EXERCISE INPUTS: Begin
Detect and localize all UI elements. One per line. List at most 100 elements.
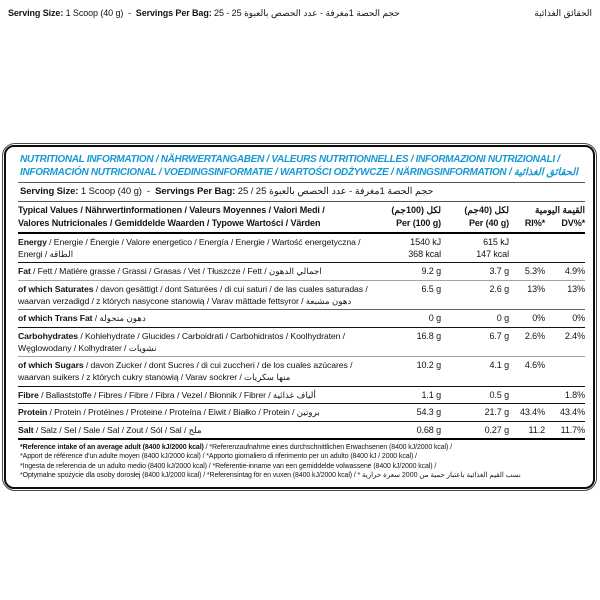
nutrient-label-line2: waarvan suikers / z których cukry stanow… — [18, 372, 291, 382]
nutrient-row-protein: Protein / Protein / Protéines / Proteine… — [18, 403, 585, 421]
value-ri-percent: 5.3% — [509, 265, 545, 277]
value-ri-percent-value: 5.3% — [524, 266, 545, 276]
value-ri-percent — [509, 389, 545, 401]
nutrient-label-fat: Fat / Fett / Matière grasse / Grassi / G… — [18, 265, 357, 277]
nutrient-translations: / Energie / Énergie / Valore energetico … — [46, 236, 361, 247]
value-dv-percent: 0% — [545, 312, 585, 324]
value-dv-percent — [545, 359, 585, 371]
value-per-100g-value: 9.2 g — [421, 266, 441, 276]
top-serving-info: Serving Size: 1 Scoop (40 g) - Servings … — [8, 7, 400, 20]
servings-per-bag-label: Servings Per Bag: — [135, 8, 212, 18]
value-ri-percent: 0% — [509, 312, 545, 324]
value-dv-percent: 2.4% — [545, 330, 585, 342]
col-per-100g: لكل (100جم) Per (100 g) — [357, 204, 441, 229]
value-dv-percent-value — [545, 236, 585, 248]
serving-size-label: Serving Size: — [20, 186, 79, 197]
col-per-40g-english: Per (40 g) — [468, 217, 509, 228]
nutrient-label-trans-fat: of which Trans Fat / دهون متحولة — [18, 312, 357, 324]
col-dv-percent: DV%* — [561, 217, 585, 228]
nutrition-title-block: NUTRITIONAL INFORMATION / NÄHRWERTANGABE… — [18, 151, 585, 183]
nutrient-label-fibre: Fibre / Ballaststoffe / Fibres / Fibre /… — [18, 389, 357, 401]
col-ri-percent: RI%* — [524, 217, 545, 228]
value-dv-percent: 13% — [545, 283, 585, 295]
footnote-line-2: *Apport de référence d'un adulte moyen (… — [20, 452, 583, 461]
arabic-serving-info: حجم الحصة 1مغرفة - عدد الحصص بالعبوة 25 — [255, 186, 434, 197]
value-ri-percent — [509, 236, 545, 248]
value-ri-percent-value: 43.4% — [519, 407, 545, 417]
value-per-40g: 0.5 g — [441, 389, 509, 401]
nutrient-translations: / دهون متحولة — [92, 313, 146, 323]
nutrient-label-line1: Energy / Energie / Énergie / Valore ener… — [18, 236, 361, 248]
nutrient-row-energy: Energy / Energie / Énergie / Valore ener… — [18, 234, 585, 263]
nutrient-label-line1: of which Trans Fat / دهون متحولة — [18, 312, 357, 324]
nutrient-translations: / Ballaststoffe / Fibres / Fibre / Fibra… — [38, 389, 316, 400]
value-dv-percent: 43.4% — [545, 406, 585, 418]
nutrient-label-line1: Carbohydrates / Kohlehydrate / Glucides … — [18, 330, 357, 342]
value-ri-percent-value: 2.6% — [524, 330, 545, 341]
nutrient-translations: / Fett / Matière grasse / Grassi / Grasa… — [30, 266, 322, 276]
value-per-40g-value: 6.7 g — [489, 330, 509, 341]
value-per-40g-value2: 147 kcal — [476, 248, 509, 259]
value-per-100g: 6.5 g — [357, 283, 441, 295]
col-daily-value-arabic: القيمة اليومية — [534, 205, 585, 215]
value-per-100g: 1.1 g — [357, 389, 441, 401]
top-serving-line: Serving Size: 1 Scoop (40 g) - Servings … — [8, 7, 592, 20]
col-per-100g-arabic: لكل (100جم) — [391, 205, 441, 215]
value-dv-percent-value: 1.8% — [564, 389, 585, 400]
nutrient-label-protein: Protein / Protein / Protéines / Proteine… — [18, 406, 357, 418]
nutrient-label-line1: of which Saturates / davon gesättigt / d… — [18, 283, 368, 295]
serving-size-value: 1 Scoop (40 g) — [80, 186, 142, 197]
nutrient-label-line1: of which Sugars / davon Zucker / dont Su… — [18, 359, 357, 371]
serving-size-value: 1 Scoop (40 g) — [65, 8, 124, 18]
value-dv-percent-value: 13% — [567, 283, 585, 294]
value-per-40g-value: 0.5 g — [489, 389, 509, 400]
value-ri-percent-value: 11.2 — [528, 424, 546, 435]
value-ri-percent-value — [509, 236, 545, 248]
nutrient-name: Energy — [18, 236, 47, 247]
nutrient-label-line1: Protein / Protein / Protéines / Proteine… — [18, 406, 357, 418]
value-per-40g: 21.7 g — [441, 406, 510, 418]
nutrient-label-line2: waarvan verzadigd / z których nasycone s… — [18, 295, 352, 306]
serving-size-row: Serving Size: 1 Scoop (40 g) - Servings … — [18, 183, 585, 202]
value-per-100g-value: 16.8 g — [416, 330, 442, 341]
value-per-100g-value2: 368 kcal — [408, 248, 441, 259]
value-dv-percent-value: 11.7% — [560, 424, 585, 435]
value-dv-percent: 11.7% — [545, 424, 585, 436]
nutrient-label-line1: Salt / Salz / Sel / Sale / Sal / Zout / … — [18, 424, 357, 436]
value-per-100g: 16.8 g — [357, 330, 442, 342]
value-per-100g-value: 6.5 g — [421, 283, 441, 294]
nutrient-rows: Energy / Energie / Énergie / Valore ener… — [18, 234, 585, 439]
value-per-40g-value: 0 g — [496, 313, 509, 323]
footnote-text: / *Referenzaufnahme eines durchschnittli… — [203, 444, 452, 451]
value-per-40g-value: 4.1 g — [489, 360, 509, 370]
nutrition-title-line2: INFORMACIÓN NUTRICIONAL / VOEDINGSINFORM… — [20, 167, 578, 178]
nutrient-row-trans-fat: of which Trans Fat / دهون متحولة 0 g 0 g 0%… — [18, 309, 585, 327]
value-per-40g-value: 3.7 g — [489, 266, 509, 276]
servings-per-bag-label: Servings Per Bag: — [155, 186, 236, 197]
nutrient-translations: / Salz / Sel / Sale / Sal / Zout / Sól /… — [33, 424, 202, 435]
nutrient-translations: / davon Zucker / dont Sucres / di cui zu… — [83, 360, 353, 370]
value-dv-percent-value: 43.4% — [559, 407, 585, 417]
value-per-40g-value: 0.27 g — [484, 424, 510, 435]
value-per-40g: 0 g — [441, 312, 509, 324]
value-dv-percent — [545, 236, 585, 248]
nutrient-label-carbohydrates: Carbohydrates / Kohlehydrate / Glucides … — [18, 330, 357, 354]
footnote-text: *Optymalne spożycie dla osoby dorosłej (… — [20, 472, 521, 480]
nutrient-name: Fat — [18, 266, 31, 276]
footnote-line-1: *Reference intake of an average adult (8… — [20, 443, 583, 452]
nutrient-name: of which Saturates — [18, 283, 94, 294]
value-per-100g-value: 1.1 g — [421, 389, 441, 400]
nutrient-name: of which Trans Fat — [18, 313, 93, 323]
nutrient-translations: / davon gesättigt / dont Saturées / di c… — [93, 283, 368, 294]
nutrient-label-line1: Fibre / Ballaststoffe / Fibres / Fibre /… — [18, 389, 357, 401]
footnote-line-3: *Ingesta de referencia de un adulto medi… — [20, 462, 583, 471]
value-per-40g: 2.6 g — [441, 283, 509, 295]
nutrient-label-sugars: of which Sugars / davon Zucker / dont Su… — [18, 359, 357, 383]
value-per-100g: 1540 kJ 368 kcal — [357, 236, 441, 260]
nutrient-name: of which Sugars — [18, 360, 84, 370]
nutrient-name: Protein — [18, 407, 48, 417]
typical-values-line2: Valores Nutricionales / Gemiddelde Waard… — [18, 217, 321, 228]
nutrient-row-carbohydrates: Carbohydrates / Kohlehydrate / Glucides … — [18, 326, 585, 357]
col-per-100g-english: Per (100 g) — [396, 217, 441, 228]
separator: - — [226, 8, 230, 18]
EXERCISE INPUTS: End
= EXERCISE REQUIREMENTS =
Wherever the string "dont" appears in a line above, copy that line.

= OUTPUT OF THE EXERCISE =
nutrient-label-line1: of which Sugars / davon Zucker / dont Su… — [18, 359, 357, 371]
nutrient-translations: / davon Zucker / dont Sucres / di cui zu… — [83, 360, 353, 370]
nutrient-translations: / davon gesättigt / dont Saturées / di c… — [93, 283, 368, 294]
nutrient-label-sugars: of which Sugars / davon Zucker / dont Su… — [18, 359, 357, 383]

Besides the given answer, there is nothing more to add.